GIVEN PROBLEM: Spot each line in the records below where the word "JSON" occurs, then copy it.

Stored data entries
-------------------------

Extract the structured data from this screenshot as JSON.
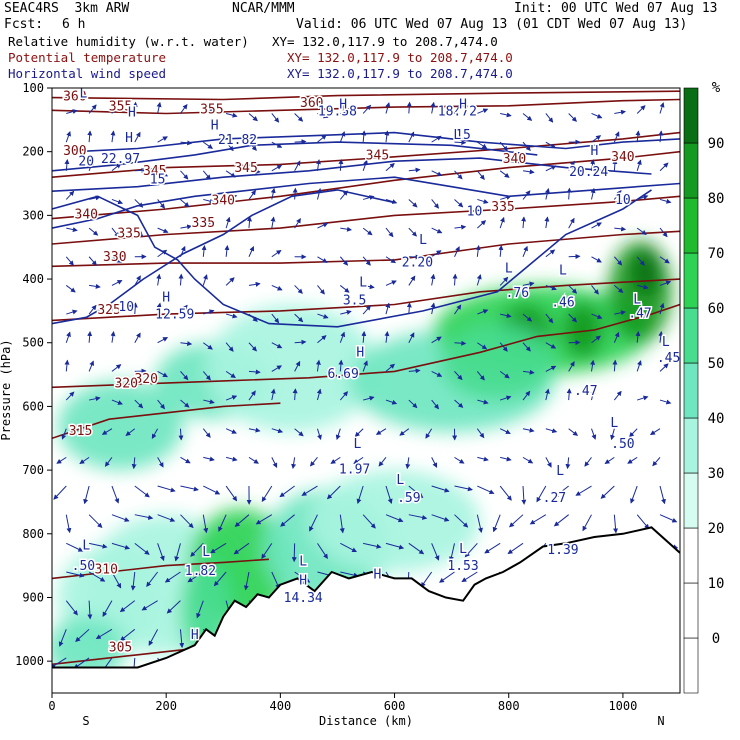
{
  "header": {
    "model": "SEAC4RS  3km ARW",
    "org": "NCAR/MMM",
    "init": "Init: 00 UTC Wed 07 Aug 13",
    "fcst_label": "Fcst:",
    "fcst_value": "6 h",
    "valid": "Valid: 06 UTC Wed 07 Aug 13 (01 CDT Wed 07 Aug 13)",
    "field1_name": "Relative humidity (w.r.t. water)",
    "field1_xy": "XY= 132.0,117.9 to 208.7,474.0",
    "field2_name": "Potential temperature",
    "field2_xy": "XY= 132.0,117.9 to 208.7,474.0",
    "field3_name": "Horizontal wind speed",
    "field3_xy": "XY= 132.0,117.9 to 208.7,474.0"
  },
  "chart_data": {
    "type": "cross-section",
    "xlabel": "Distance (km)",
    "ylabel": "Pressure (hPa)",
    "xlim": [
      0,
      1100
    ],
    "ylim": [
      1050,
      100
    ],
    "x_ticks": [
      0,
      200,
      400,
      600,
      800,
      1000
    ],
    "y_ticks": [
      100,
      200,
      300,
      400,
      500,
      600,
      700,
      800,
      900,
      1000
    ],
    "x_end_labels": {
      "left": "S",
      "right": "N"
    },
    "colorbar": {
      "unit": "%",
      "ticks": [
        0,
        10,
        20,
        30,
        40,
        50,
        60,
        70,
        80,
        90
      ],
      "colors": [
        "#ffffff",
        "#ffffff",
        "#ffffff",
        "#d6fbf0",
        "#a8f4df",
        "#6fe6c0",
        "#48dc90",
        "#2ed255",
        "#1fba2e",
        "#149a20",
        "#0a6e14"
      ]
    },
    "rh_blobs": [
      {
        "x": 120,
        "p": 630,
        "rx": 110,
        "rp": 70,
        "level": 40
      },
      {
        "x": 280,
        "p": 560,
        "rx": 100,
        "rp": 60,
        "level": 40
      },
      {
        "x": 420,
        "p": 540,
        "rx": 150,
        "rp": 100,
        "level": 30
      },
      {
        "x": 700,
        "p": 560,
        "rx": 180,
        "rp": 80,
        "level": 40
      },
      {
        "x": 860,
        "p": 480,
        "rx": 190,
        "rp": 70,
        "level": 60
      },
      {
        "x": 830,
        "p": 480,
        "rx": 45,
        "rp": 40,
        "level": 80
      },
      {
        "x": 930,
        "p": 480,
        "rx": 35,
        "rp": 45,
        "level": 80
      },
      {
        "x": 1030,
        "p": 420,
        "rx": 55,
        "rp": 80,
        "level": 80
      },
      {
        "x": 1040,
        "p": 390,
        "rx": 25,
        "rp": 40,
        "level": 90
      },
      {
        "x": 780,
        "p": 530,
        "rx": 100,
        "rp": 60,
        "level": 50
      },
      {
        "x": 200,
        "p": 880,
        "rx": 140,
        "rp": 110,
        "level": 30
      },
      {
        "x": 330,
        "p": 850,
        "rx": 90,
        "rp": 90,
        "level": 60
      },
      {
        "x": 480,
        "p": 820,
        "rx": 110,
        "rp": 90,
        "level": 40
      },
      {
        "x": 100,
        "p": 900,
        "rx": 90,
        "rp": 80,
        "level": 30
      },
      {
        "x": 60,
        "p": 980,
        "rx": 70,
        "rp": 50,
        "level": 40
      },
      {
        "x": 270,
        "p": 920,
        "rx": 45,
        "rp": 80,
        "level": 50
      },
      {
        "x": 600,
        "p": 780,
        "rx": 150,
        "rp": 80,
        "level": 30
      }
    ],
    "theta_contours": [
      {
        "value": 305,
        "points": [
          [
            0,
            1005
          ],
          [
            150,
            990
          ],
          [
            250,
            980
          ],
          [
            350,
            975
          ],
          [
            450,
            960
          ],
          [
            500,
            950
          ]
        ],
        "label_at": [
          120,
          985
        ]
      },
      {
        "value": 310,
        "points": [
          [
            0,
            870
          ],
          [
            100,
            860
          ],
          [
            200,
            850
          ],
          [
            300,
            845
          ],
          [
            380,
            840
          ]
        ],
        "label_at": [
          95,
          862
        ]
      },
      {
        "value": 315,
        "points": [
          [
            0,
            650
          ],
          [
            100,
            620
          ],
          [
            200,
            610
          ],
          [
            300,
            600
          ],
          [
            400,
            595
          ]
        ],
        "label_at": [
          50,
          645
        ]
      },
      {
        "value": 320,
        "points": [
          [
            0,
            570
          ],
          [
            150,
            565
          ],
          [
            300,
            560
          ],
          [
            450,
            555
          ],
          [
            600,
            545
          ],
          [
            750,
            515
          ],
          [
            850,
            490
          ],
          [
            950,
            480
          ],
          [
            1050,
            455
          ],
          [
            1100,
            440
          ]
        ],
        "label_at": [
          165,
          563
        ]
      },
      {
        "value": 325,
        "points": [
          [
            0,
            465
          ],
          [
            200,
            455
          ],
          [
            400,
            450
          ],
          [
            600,
            440
          ],
          [
            750,
            420
          ],
          [
            900,
            410
          ],
          [
            1000,
            405
          ],
          [
            1100,
            400
          ]
        ],
        "label_at": [
          100,
          455
        ]
      },
      {
        "value": 330,
        "points": [
          [
            0,
            380
          ],
          [
            200,
            375
          ],
          [
            400,
            375
          ],
          [
            600,
            370
          ],
          [
            800,
            345
          ],
          [
            1000,
            330
          ],
          [
            1100,
            325
          ]
        ],
        "label_at": [
          110,
          372
        ]
      },
      {
        "value": 335,
        "points": [
          [
            0,
            345
          ],
          [
            200,
            330
          ],
          [
            400,
            320
          ],
          [
            600,
            300
          ],
          [
            800,
            290
          ],
          [
            1000,
            278
          ],
          [
            1100,
            270
          ]
        ],
        "label_at": [
          135,
          335
        ]
      },
      {
        "value": 340,
        "points": [
          [
            0,
            305
          ],
          [
            200,
            290
          ],
          [
            400,
            270
          ],
          [
            600,
            245
          ],
          [
            800,
            225
          ],
          [
            1000,
            210
          ],
          [
            1100,
            200
          ]
        ],
        "label_at": [
          60,
          305
        ]
      },
      {
        "value": 345,
        "points": [
          [
            0,
            240
          ],
          [
            200,
            225
          ],
          [
            400,
            220
          ],
          [
            600,
            208
          ],
          [
            800,
            195
          ],
          [
            1000,
            180
          ],
          [
            1100,
            170
          ]
        ],
        "label_at": [
          180,
          237
        ]
      },
      {
        "value": 355,
        "points": [
          [
            0,
            135
          ],
          [
            200,
            140
          ],
          [
            400,
            135
          ],
          [
            600,
            130
          ],
          [
            800,
            128
          ],
          [
            1000,
            120
          ],
          [
            1100,
            118
          ]
        ],
        "label_at": [
          120,
          135
        ]
      },
      {
        "value": 360,
        "points": [
          [
            0,
            115
          ],
          [
            300,
            118
          ],
          [
            500,
            112
          ],
          [
            800,
            108
          ],
          [
            1100,
            105
          ]
        ],
        "label_at": [
          40,
          120
        ]
      }
    ],
    "theta_labels": [
      {
        "text": "345",
        "x": 340,
        "p": 232
      },
      {
        "text": "345",
        "x": 570,
        "p": 212
      },
      {
        "text": "340",
        "x": 300,
        "p": 283
      },
      {
        "text": "340",
        "x": 810,
        "p": 218
      },
      {
        "text": "340",
        "x": 1000,
        "p": 215
      },
      {
        "text": "335",
        "x": 265,
        "p": 318
      },
      {
        "text": "335",
        "x": 790,
        "p": 293
      },
      {
        "text": "355",
        "x": 280,
        "p": 140
      },
      {
        "text": "360",
        "x": 455,
        "p": 130
      },
      {
        "text": "300",
        "x": 40,
        "p": 205
      },
      {
        "text": "320",
        "x": 130,
        "p": 570
      }
    ],
    "wind_contours": [
      {
        "value": 10,
        "points": [
          [
            40,
            200
          ],
          [
            150,
            195
          ],
          [
            300,
            180
          ],
          [
            450,
            175
          ],
          [
            600,
            170
          ],
          [
            750,
            185
          ],
          [
            900,
            195
          ],
          [
            1000,
            185
          ],
          [
            1100,
            180
          ]
        ]
      },
      {
        "value": 20,
        "points": [
          [
            0,
            230
          ],
          [
            120,
            220
          ],
          [
            250,
            205
          ],
          [
            350,
            190
          ],
          [
            500,
            185
          ],
          [
            700,
            190
          ],
          [
            850,
            205
          ]
        ]
      },
      {
        "value": 15,
        "points": [
          [
            0,
            262
          ],
          [
            150,
            255
          ],
          [
            300,
            240
          ],
          [
            450,
            230
          ],
          [
            600,
            215
          ],
          [
            750,
            210
          ],
          [
            900,
            225
          ],
          [
            1050,
            235
          ]
        ]
      },
      {
        "value": 10,
        "points": [
          [
            0,
            290
          ],
          [
            80,
            270
          ],
          [
            150,
            300
          ],
          [
            180,
            350
          ],
          [
            220,
            370
          ],
          [
            250,
            400
          ],
          [
            300,
            440
          ],
          [
            380,
            470
          ],
          [
            500,
            475
          ],
          [
            650,
            450
          ],
          [
            780,
            420
          ],
          [
            900,
            330
          ],
          [
            1000,
            290
          ],
          [
            1050,
            260
          ]
        ]
      },
      {
        "value": 10,
        "points": [
          [
            0,
            470
          ],
          [
            60,
            460
          ],
          [
            100,
            440
          ],
          [
            160,
            400
          ],
          [
            230,
            360
          ],
          [
            300,
            330
          ],
          [
            350,
            300
          ],
          [
            420,
            270
          ],
          [
            500,
            260
          ],
          [
            600,
            280
          ]
        ]
      },
      {
        "value": 15,
        "points": [
          [
            0,
            320
          ],
          [
            80,
            305
          ],
          [
            150,
            285
          ],
          [
            250,
            270
          ],
          [
            350,
            260
          ],
          [
            450,
            250
          ],
          [
            600,
            240
          ],
          [
            700,
            255
          ],
          [
            800,
            270
          ],
          [
            950,
            260
          ],
          [
            1100,
            250
          ]
        ]
      }
    ],
    "wind_labels": [
      {
        "text": "20",
        "x": 60,
        "p": 222
      },
      {
        "text": "15",
        "x": 185,
        "p": 250
      },
      {
        "text": "10",
        "x": 740,
        "p": 300
      },
      {
        "text": "10",
        "x": 1000,
        "p": 282
      },
      {
        "text": "15",
        "x": 720,
        "p": 180
      },
      {
        "text": "10",
        "x": 130,
        "p": 450
      },
      {
        "text": "22.97",
        "x": 120,
        "p": 218
      },
      {
        "text": "21.82",
        "x": 325,
        "p": 188
      },
      {
        "text": "19.58",
        "x": 500,
        "p": 143
      },
      {
        "text": "18.72",
        "x": 710,
        "p": 143
      },
      {
        "text": "20.24",
        "x": 940,
        "p": 238
      },
      {
        "text": "12.59",
        "x": 215,
        "p": 462
      },
      {
        "text": "2.20",
        "x": 640,
        "p": 380
      },
      {
        "text": "3.5",
        "x": 530,
        "p": 440
      },
      {
        "text": "6.69",
        "x": 510,
        "p": 555
      },
      {
        "text": ".76",
        "x": 815,
        "p": 428
      },
      {
        "text": ".46",
        "x": 895,
        "p": 443
      },
      {
        "text": ".47",
        "x": 1030,
        "p": 460
      },
      {
        "text": ".45",
        "x": 1080,
        "p": 530
      },
      {
        "text": ".47",
        "x": 935,
        "p": 582
      },
      {
        "text": ".50",
        "x": 1000,
        "p": 665
      },
      {
        "text": "1.97",
        "x": 530,
        "p": 705
      },
      {
        "text": ".59",
        "x": 625,
        "p": 750
      },
      {
        "text": ".27",
        "x": 880,
        "p": 750
      },
      {
        "text": ".50",
        "x": 55,
        "p": 857
      },
      {
        "text": "1.82",
        "x": 260,
        "p": 865
      },
      {
        "text": "14.34",
        "x": 440,
        "p": 907
      },
      {
        "text": "1.53",
        "x": 720,
        "p": 857
      },
      {
        "text": "1.39",
        "x": 895,
        "p": 832
      }
    ],
    "hl_markers": [
      {
        "text": "L",
        "x": 55,
        "p": 115
      },
      {
        "text": "H",
        "x": 140,
        "p": 145
      },
      {
        "text": "H",
        "x": 285,
        "p": 165
      },
      {
        "text": "H",
        "x": 510,
        "p": 132
      },
      {
        "text": "H",
        "x": 720,
        "p": 132
      },
      {
        "text": "H",
        "x": 135,
        "p": 185
      },
      {
        "text": "L",
        "x": 710,
        "p": 180
      },
      {
        "text": "H",
        "x": 950,
        "p": 205
      },
      {
        "text": "H",
        "x": 200,
        "p": 435
      },
      {
        "text": "L",
        "x": 650,
        "p": 345
      },
      {
        "text": "L",
        "x": 545,
        "p": 412
      },
      {
        "text": "H",
        "x": 540,
        "p": 522
      },
      {
        "text": "L",
        "x": 800,
        "p": 390
      },
      {
        "text": "L",
        "x": 895,
        "p": 393
      },
      {
        "text": "L",
        "x": 1025,
        "p": 438
      },
      {
        "text": "L",
        "x": 1075,
        "p": 505
      },
      {
        "text": "L",
        "x": 985,
        "p": 632
      },
      {
        "text": "L",
        "x": 535,
        "p": 665
      },
      {
        "text": "L",
        "x": 610,
        "p": 722
      },
      {
        "text": "L",
        "x": 890,
        "p": 708
      },
      {
        "text": "L",
        "x": 60,
        "p": 825
      },
      {
        "text": "L",
        "x": 270,
        "p": 835
      },
      {
        "text": "H",
        "x": 440,
        "p": 880
      },
      {
        "text": "L",
        "x": 720,
        "p": 830
      },
      {
        "text": "H",
        "x": 250,
        "p": 965
      },
      {
        "text": "H",
        "x": 570,
        "p": 870
      },
      {
        "text": "L",
        "x": 440,
        "p": 850
      }
    ],
    "terrain": [
      [
        0,
        1010
      ],
      [
        150,
        1010
      ],
      [
        200,
        995
      ],
      [
        250,
        975
      ],
      [
        270,
        950
      ],
      [
        285,
        960
      ],
      [
        300,
        930
      ],
      [
        320,
        905
      ],
      [
        340,
        915
      ],
      [
        360,
        895
      ],
      [
        380,
        900
      ],
      [
        400,
        880
      ],
      [
        430,
        870
      ],
      [
        460,
        890
      ],
      [
        490,
        860
      ],
      [
        520,
        870
      ],
      [
        560,
        860
      ],
      [
        600,
        870
      ],
      [
        630,
        870
      ],
      [
        660,
        890
      ],
      [
        690,
        900
      ],
      [
        720,
        905
      ],
      [
        740,
        880
      ],
      [
        760,
        870
      ],
      [
        790,
        860
      ],
      [
        820,
        845
      ],
      [
        860,
        820
      ],
      [
        900,
        815
      ],
      [
        950,
        805
      ],
      [
        1000,
        800
      ],
      [
        1050,
        790
      ],
      [
        1100,
        830
      ]
    ],
    "wind_arrows_grid": {
      "x_start": 25,
      "x_step": 40,
      "p_start": 140,
      "p_step": 45
    }
  }
}
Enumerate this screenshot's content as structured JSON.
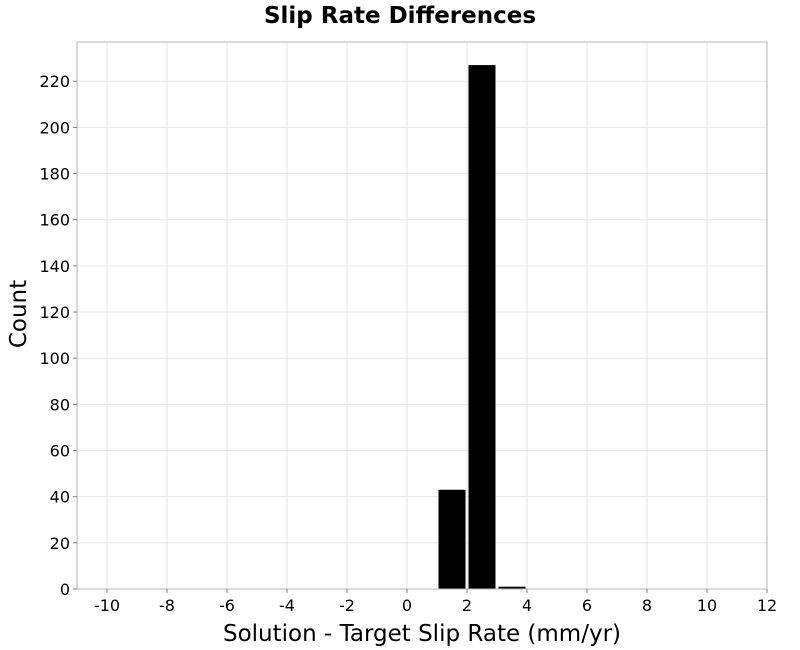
{
  "chart_data": {
    "type": "bar",
    "title": "Slip Rate Differences",
    "xlabel": "Solution - Target Slip Rate (mm/yr)",
    "ylabel": "Count",
    "xlim": [
      -11,
      12
    ],
    "ylim": [
      0,
      237
    ],
    "x_ticks": [
      -10,
      -8,
      -6,
      -4,
      -2,
      0,
      2,
      4,
      6,
      8,
      10,
      12
    ],
    "y_ticks": [
      0,
      20,
      40,
      60,
      80,
      100,
      120,
      140,
      160,
      180,
      200,
      220
    ],
    "grid": true,
    "legend": "none",
    "bin_width": 1,
    "bars": [
      {
        "x": 1.5,
        "value": 43
      },
      {
        "x": 2.5,
        "value": 227
      },
      {
        "x": 3.5,
        "value": 1
      }
    ],
    "colors": {
      "bar": "#000000",
      "grid": "#e6e6e6",
      "frame": "#b4b4b4",
      "background": "#ffffff"
    }
  }
}
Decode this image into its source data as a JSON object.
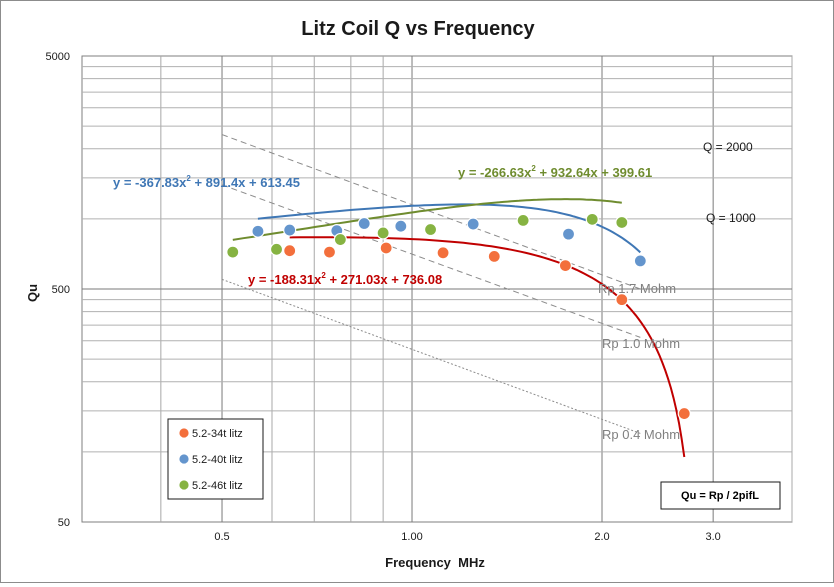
{
  "chart_data": {
    "type": "scatter",
    "title": "Litz Coil Q vs Frequency",
    "xlabel": "Frequency  MHz",
    "ylabel": "Qu",
    "x_scale": "log",
    "y_scale": "log",
    "xlim": [
      0.3,
      4.0
    ],
    "ylim": [
      50,
      5000
    ],
    "x_tick_labels": [
      {
        "value": 0.5,
        "label": "0.5"
      },
      {
        "value": 1.0,
        "label": "1.00"
      },
      {
        "value": 2.0,
        "label": "2.0"
      },
      {
        "value": 3.0,
        "label": "3.0"
      }
    ],
    "y_tick_labels": [
      {
        "value": 50,
        "label": "50"
      },
      {
        "value": 500,
        "label": "500"
      },
      {
        "value": 5000,
        "label": "5000"
      }
    ],
    "grid": true,
    "legend_position": "bottom-left",
    "series": [
      {
        "name": "5.2-34t litz",
        "color": "#f36f3c",
        "trend_color": "#c00000",
        "x": [
          0.64,
          0.74,
          0.91,
          1.12,
          1.35,
          1.75,
          2.15,
          2.7
        ],
        "y": [
          730,
          720,
          750,
          715,
          690,
          630,
          450,
          146
        ],
        "trendline": {
          "label": "y = -188.31x",
          "suffix": " + 271.03x + 736.08",
          "exponent": "2",
          "coefficients": [
            -188.31,
            271.03,
            736.08
          ],
          "x_range": [
            0.64,
            2.7
          ]
        }
      },
      {
        "name": "5.2-40t litz",
        "color": "#6495cd",
        "trend_color": "#3f77b5",
        "x": [
          0.57,
          0.64,
          0.76,
          0.84,
          0.96,
          1.25,
          1.77,
          2.3
        ],
        "y": [
          885,
          895,
          890,
          955,
          930,
          950,
          860,
          660
        ],
        "trendline": {
          "label": "y = -367.83x",
          "suffix": " + 891.4x + 613.45",
          "exponent": "2",
          "coefficients": [
            -367.83,
            891.4,
            613.45
          ],
          "x_range": [
            0.57,
            2.3
          ]
        }
      },
      {
        "name": "5.2-46t litz",
        "color": "#86b342",
        "trend_color": "#6f8c2f",
        "x": [
          0.52,
          0.61,
          0.77,
          0.9,
          1.07,
          1.5,
          1.93,
          2.15
        ],
        "y": [
          720,
          740,
          815,
          870,
          900,
          985,
          995,
          965
        ],
        "trendline": {
          "label": "y = -266.63x",
          "suffix": " + 932.64x + 399.61",
          "exponent": "2",
          "coefficients": [
            -266.63,
            932.64,
            399.61
          ],
          "x_range": [
            0.52,
            2.15
          ]
        }
      }
    ],
    "reference_lines": [
      {
        "label": "Rp 1.7 Mohm",
        "style": "dashed",
        "x": [
          0.5,
          2.3
        ],
        "y": [
          2300,
          500
        ]
      },
      {
        "label": "Rp 1.0 Mohm",
        "style": "dashed",
        "x": [
          0.5,
          2.3
        ],
        "y": [
          1400,
          310
        ]
      },
      {
        "label": "Rp 0.4 Mohm",
        "style": "dotted",
        "x": [
          0.5,
          2.3
        ],
        "y": [
          550,
          120
        ]
      }
    ],
    "annotations": [
      {
        "label": "Q = 2000",
        "y": 2000
      },
      {
        "label": "Q = 1000",
        "y": 1000
      },
      {
        "label": "Qu = Rp / 2pifL",
        "boxed": true
      }
    ]
  }
}
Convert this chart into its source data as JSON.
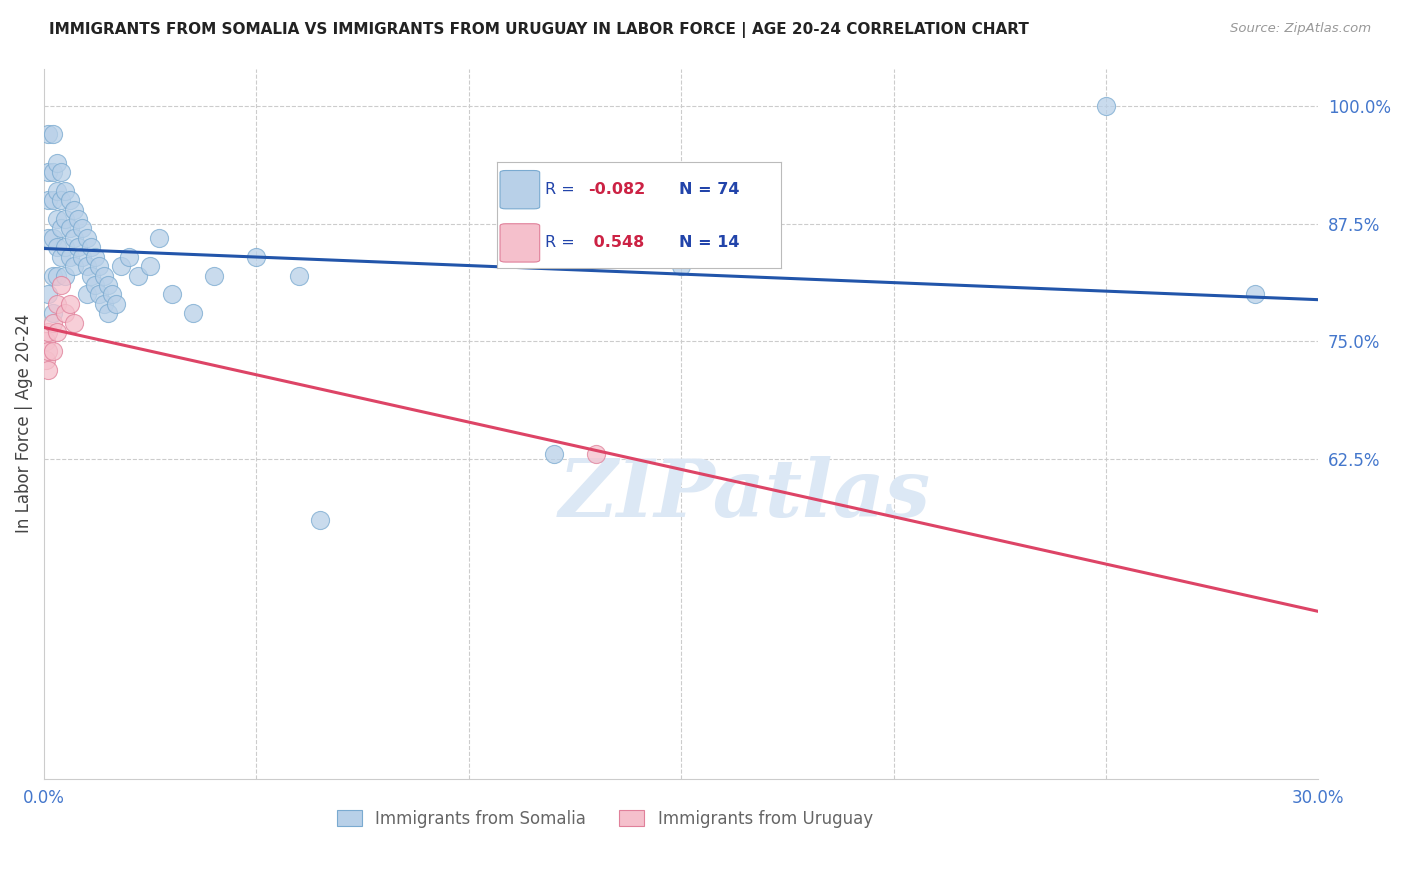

-------------------------

PROBLEM SOLUTION:
Extract the structured data from this screenshot as JSON.
Enumerate this screenshot's content as structured JSON.
Decode this image into its source data as a JSON object.
Convert this chart into its source data as JSON.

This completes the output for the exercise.